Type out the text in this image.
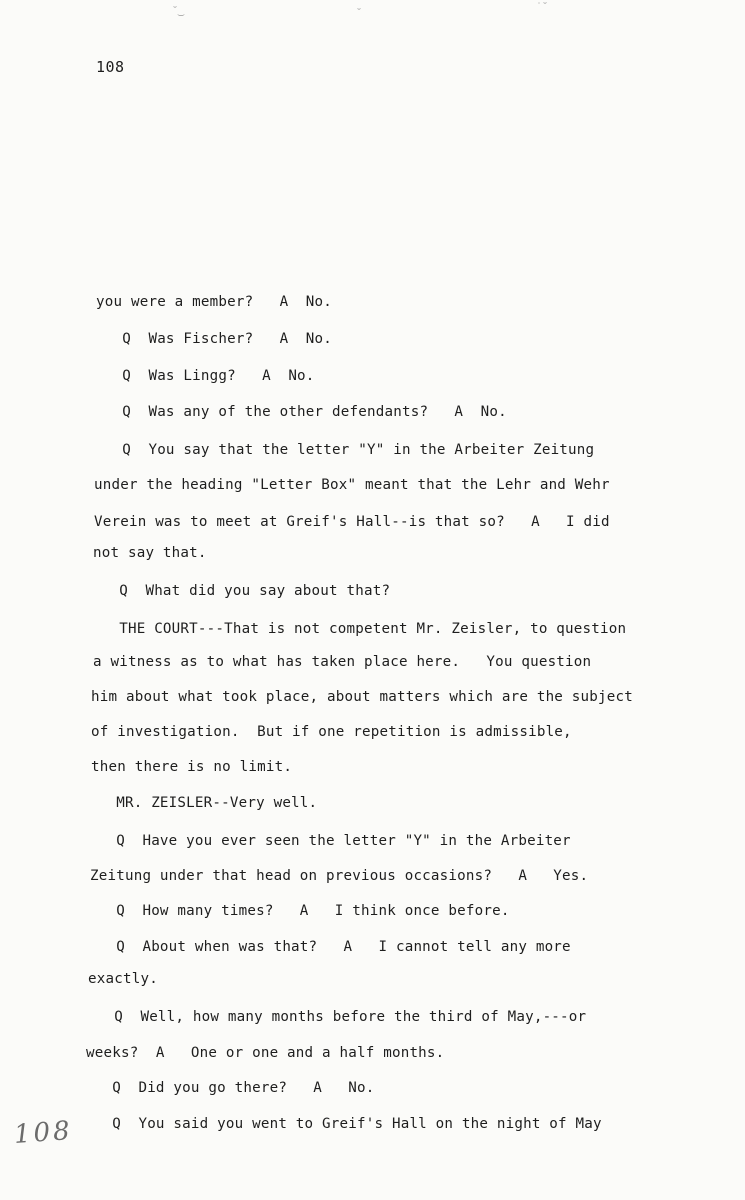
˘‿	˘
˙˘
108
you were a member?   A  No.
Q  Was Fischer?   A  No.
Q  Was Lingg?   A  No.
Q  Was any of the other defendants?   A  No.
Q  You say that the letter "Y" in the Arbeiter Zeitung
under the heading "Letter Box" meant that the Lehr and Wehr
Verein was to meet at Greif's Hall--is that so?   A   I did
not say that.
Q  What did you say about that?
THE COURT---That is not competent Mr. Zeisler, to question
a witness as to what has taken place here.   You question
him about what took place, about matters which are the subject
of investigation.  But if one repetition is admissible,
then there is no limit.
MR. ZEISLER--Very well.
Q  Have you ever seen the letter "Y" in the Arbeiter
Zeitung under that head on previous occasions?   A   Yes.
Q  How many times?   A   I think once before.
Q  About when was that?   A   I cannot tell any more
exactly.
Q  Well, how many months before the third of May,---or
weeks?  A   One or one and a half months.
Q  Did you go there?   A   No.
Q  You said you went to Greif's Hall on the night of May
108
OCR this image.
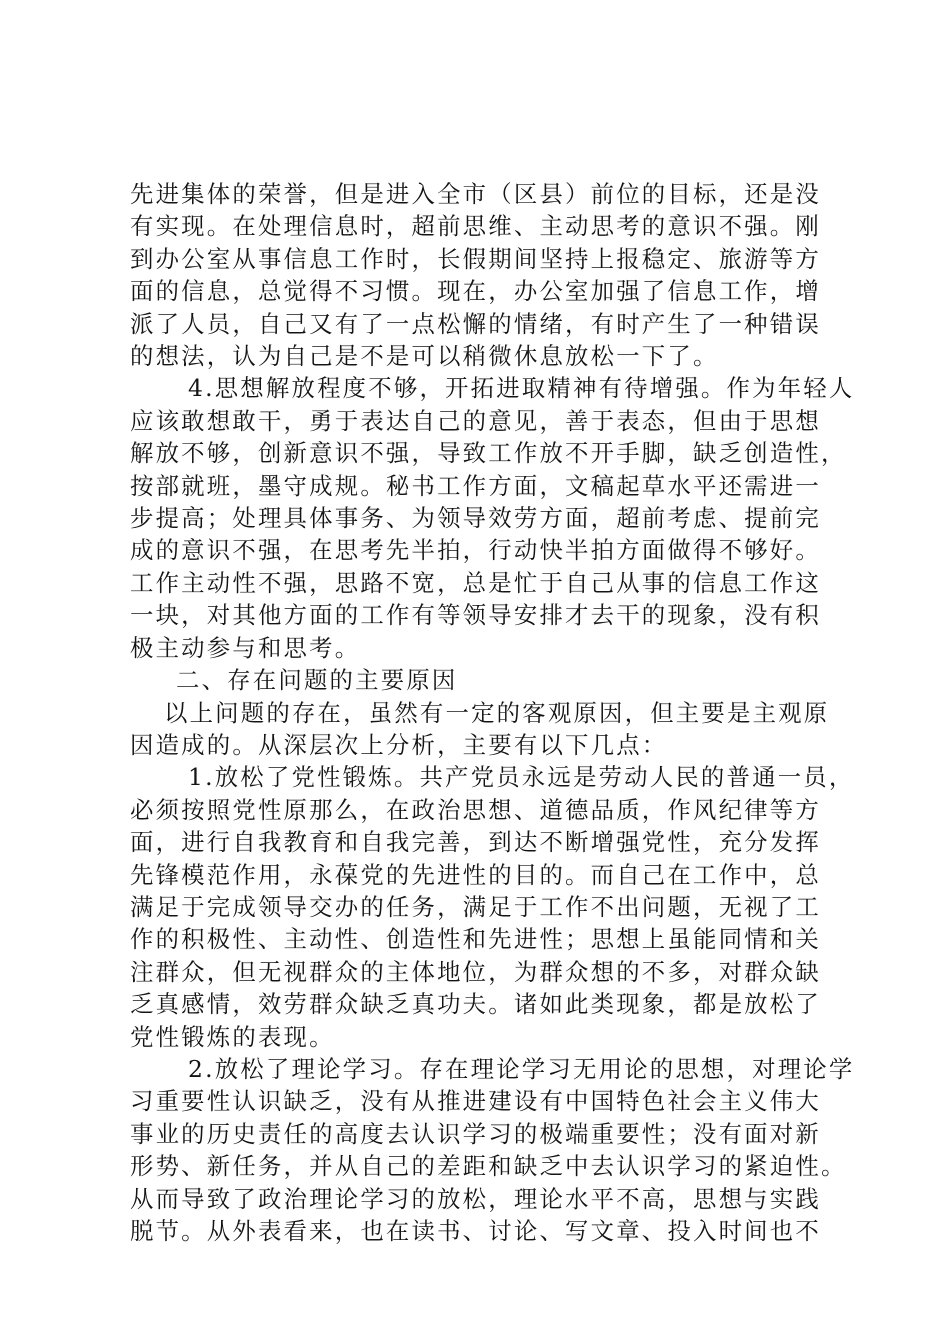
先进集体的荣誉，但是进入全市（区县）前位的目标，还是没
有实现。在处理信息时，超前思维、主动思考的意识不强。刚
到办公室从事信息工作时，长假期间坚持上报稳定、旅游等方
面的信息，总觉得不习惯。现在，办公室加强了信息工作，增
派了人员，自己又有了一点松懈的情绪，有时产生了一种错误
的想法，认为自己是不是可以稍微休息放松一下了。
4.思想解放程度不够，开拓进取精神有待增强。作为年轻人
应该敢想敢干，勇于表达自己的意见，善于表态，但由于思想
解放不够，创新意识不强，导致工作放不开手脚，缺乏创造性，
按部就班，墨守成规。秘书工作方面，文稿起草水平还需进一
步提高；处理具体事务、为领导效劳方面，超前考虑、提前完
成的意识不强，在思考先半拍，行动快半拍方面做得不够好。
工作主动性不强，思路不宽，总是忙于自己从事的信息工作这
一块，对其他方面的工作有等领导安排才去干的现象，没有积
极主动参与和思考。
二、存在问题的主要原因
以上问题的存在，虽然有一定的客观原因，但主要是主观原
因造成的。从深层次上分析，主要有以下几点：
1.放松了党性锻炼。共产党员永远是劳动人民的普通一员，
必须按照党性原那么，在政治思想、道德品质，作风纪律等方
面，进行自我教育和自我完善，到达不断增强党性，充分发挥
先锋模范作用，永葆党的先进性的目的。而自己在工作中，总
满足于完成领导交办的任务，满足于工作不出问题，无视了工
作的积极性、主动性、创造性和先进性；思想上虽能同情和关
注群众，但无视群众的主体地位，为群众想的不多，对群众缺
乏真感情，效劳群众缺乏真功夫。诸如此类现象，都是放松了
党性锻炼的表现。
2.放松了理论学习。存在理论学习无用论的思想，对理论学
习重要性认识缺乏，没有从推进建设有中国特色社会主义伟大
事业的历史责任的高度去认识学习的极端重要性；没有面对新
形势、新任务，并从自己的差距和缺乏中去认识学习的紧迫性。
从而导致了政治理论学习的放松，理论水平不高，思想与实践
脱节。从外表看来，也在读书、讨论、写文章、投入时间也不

━━━━━━━━━━━━━━━━━━━━━━━━━━━━━━

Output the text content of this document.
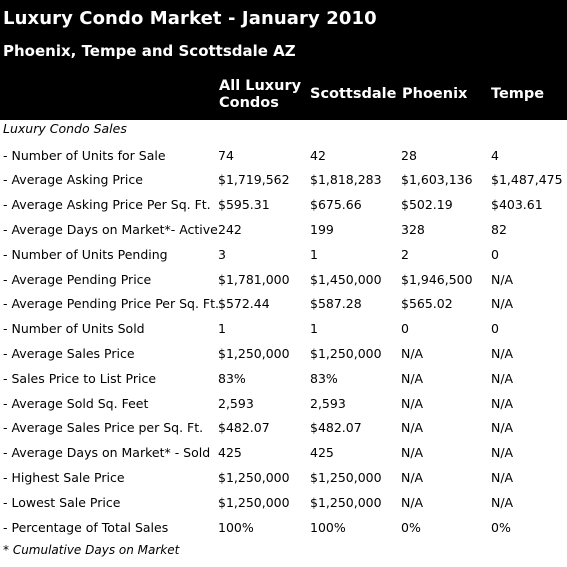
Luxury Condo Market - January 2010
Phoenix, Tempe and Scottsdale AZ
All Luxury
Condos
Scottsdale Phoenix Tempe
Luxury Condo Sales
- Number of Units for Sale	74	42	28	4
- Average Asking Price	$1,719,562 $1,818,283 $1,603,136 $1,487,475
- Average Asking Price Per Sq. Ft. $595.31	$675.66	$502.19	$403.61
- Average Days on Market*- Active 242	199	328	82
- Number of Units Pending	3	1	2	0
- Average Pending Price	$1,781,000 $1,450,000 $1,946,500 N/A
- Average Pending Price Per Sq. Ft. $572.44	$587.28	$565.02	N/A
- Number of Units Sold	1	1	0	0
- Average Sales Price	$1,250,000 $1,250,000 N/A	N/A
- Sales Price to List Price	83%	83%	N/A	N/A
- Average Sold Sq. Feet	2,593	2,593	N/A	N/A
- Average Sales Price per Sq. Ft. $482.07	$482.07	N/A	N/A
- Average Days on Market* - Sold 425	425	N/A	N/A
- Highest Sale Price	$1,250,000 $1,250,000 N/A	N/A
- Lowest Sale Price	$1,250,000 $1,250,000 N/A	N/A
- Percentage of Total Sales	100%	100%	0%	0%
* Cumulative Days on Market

━━━━━━━━━━━━━━━━━━━━━━━━━━━━━━

Work to be completed: Search the records above for the string "Tempe". Copy every line that contains it.

Output for this task:
Phoenix, Tempe and Scottsdale AZ
Scottsdale Phoenix Tempe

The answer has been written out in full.